-- Begin Supplied data --
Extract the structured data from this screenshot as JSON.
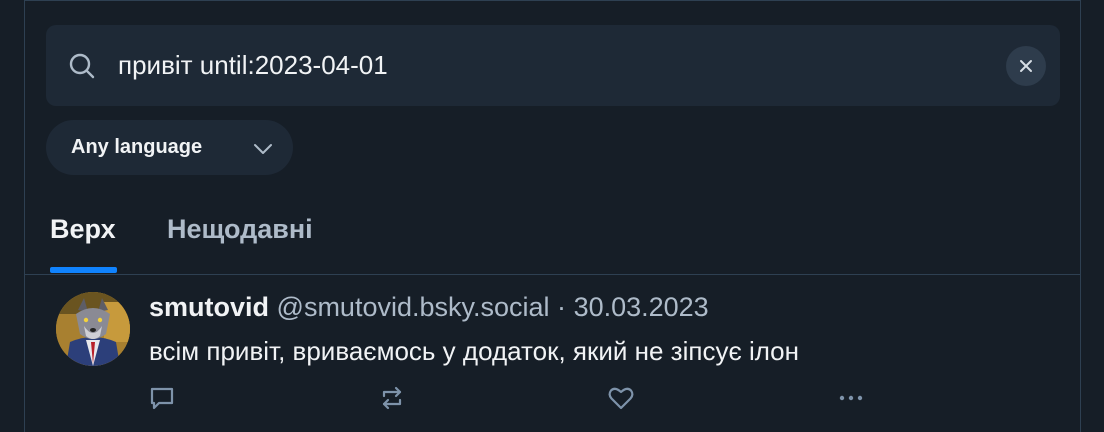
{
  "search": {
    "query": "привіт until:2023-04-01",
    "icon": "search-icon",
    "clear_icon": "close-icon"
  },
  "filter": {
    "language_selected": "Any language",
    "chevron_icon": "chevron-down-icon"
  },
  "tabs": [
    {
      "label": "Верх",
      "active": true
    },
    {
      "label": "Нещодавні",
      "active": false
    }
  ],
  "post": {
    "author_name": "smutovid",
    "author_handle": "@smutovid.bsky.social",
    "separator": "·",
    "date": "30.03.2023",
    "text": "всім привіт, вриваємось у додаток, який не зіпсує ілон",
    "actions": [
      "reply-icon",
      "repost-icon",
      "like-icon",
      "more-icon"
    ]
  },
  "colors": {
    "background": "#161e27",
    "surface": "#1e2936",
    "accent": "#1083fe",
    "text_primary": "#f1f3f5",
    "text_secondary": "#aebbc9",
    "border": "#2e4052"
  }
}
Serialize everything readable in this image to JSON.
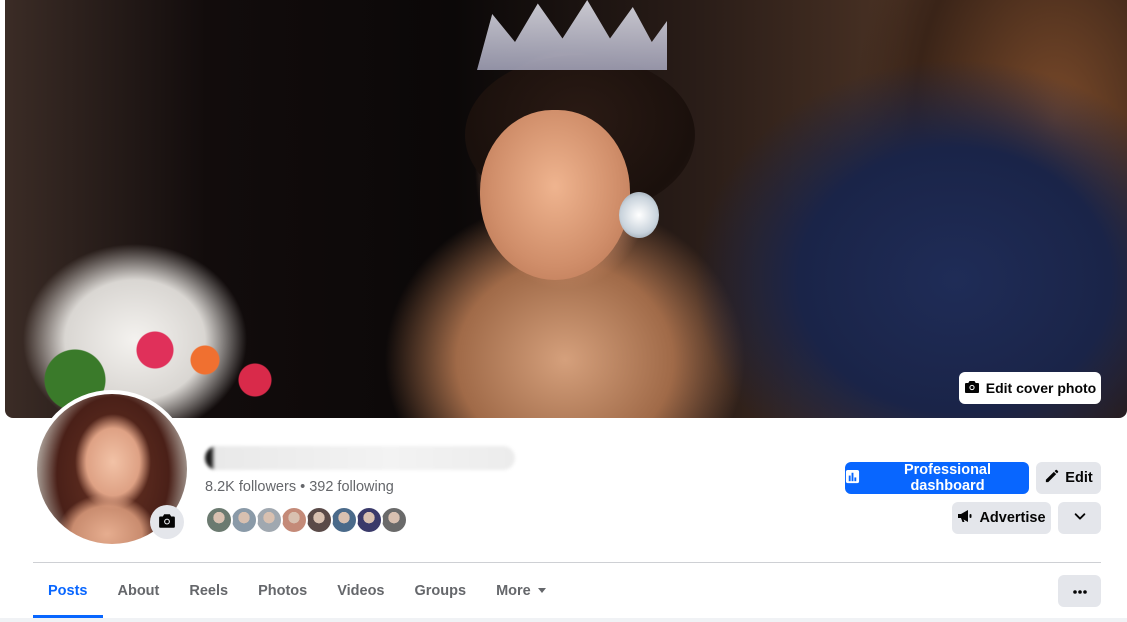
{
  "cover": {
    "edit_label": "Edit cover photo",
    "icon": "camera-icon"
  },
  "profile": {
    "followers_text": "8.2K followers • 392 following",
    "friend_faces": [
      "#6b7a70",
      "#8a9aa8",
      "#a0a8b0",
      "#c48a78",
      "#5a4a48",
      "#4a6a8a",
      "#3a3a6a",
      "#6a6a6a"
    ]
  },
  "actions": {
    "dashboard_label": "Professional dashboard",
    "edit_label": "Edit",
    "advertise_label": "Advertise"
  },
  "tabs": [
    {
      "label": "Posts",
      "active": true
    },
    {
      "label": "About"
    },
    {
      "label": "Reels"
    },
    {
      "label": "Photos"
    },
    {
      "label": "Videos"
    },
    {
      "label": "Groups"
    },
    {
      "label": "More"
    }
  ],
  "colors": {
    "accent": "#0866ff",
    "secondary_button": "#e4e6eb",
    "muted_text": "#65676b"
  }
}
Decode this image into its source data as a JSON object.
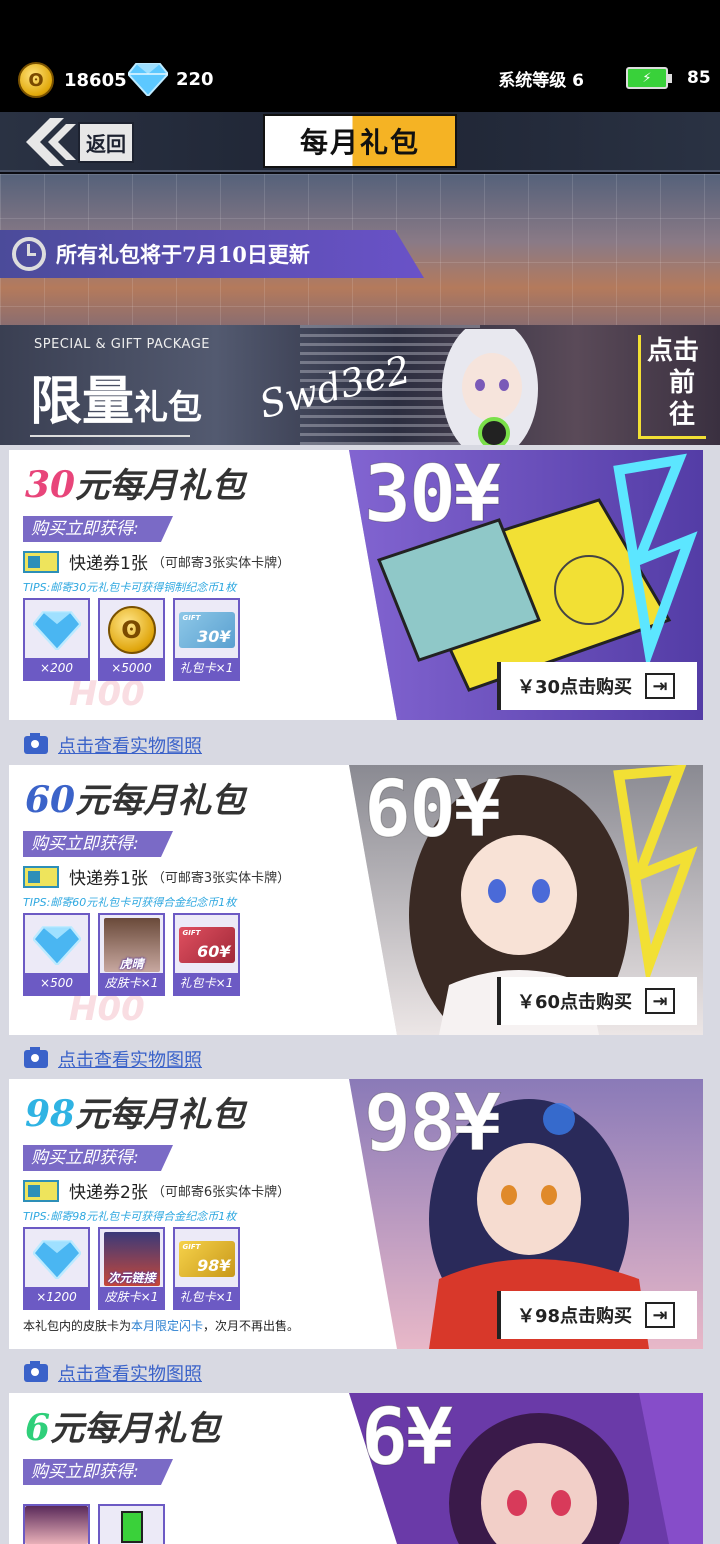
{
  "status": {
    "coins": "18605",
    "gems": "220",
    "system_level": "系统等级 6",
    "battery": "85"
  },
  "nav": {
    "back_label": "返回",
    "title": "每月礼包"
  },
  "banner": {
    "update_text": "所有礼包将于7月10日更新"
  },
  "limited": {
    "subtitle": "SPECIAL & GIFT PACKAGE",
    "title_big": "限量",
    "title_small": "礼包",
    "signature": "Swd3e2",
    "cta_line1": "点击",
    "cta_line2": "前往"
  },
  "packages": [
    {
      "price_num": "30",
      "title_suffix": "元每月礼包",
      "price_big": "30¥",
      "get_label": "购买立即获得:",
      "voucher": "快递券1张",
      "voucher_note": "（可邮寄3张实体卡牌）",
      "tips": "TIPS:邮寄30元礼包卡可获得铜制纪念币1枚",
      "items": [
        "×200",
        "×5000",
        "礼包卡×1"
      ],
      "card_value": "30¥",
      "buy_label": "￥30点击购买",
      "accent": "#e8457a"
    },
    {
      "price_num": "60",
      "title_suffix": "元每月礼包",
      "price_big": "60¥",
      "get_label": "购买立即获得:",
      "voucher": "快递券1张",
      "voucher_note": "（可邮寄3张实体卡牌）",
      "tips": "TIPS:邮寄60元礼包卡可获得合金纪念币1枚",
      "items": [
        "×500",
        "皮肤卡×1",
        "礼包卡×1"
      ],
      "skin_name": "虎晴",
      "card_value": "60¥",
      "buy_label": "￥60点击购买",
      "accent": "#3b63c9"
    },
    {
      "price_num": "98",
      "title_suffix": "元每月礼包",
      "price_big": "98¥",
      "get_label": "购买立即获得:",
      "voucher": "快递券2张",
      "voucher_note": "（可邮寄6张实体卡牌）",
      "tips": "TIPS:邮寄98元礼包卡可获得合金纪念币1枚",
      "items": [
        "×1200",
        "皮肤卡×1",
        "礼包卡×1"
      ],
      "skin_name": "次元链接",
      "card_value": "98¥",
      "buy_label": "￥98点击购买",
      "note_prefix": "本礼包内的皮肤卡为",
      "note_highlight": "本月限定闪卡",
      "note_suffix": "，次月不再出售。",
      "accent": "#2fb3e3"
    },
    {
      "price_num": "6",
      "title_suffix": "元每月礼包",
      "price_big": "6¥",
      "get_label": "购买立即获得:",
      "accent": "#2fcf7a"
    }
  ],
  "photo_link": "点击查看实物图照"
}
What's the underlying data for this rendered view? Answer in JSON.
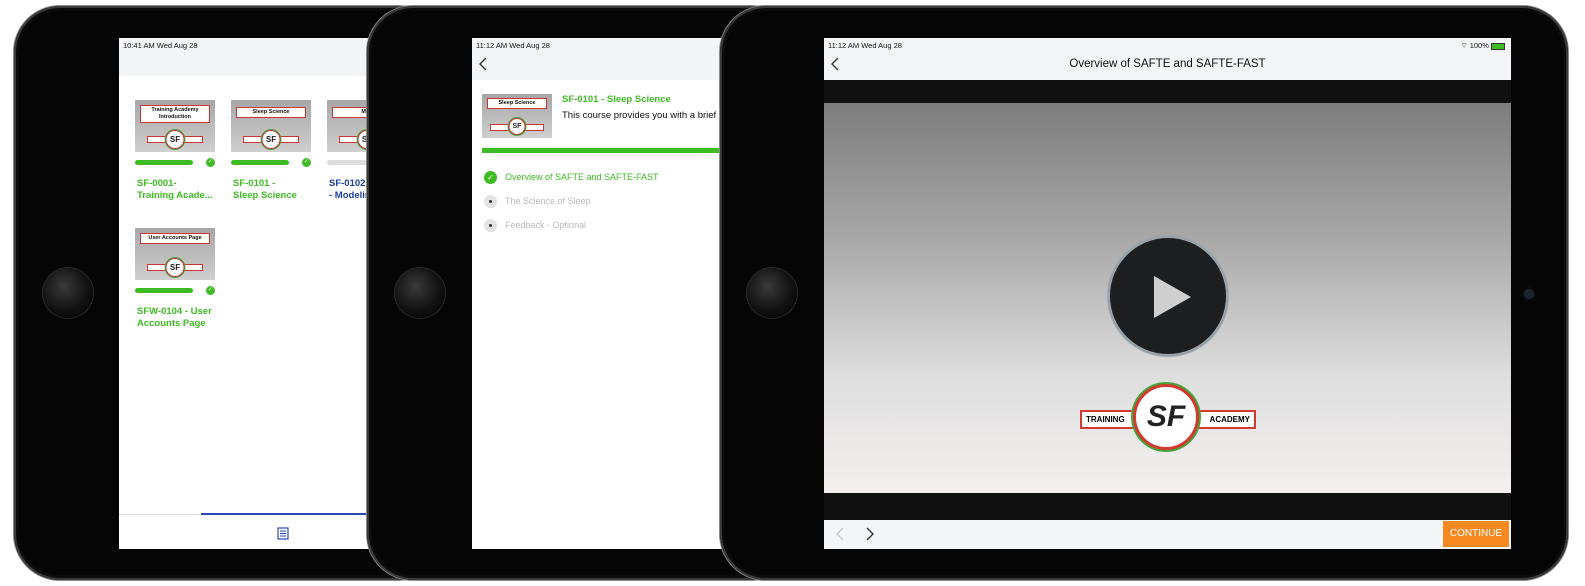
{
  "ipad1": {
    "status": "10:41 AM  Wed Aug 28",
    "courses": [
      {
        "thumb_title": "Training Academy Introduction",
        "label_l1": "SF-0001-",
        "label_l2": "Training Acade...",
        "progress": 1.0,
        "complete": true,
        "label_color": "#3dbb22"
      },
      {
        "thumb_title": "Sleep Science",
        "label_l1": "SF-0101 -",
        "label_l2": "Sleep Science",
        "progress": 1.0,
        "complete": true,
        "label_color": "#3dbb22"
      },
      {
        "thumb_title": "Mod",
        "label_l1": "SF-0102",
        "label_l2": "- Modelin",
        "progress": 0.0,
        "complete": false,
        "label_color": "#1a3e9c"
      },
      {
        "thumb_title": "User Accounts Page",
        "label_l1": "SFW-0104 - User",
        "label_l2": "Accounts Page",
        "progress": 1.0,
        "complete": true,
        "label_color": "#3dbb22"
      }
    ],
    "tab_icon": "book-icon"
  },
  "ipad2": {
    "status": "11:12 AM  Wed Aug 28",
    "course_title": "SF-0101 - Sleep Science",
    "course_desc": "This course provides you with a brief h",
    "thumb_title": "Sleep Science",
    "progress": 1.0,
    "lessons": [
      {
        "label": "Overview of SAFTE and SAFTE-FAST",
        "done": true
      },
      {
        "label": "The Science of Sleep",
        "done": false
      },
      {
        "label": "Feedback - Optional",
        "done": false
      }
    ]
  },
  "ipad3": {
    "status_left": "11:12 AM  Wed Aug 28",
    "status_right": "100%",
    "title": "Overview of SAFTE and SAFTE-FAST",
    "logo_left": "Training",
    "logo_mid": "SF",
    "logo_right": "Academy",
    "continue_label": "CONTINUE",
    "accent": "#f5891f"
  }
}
-- End Supplied data --
Using the records above, find and show each line with the string "image".

> **Finished answer**
Serialize everything readable in this image to JSON.
Decode this image into its source data as a JSON object.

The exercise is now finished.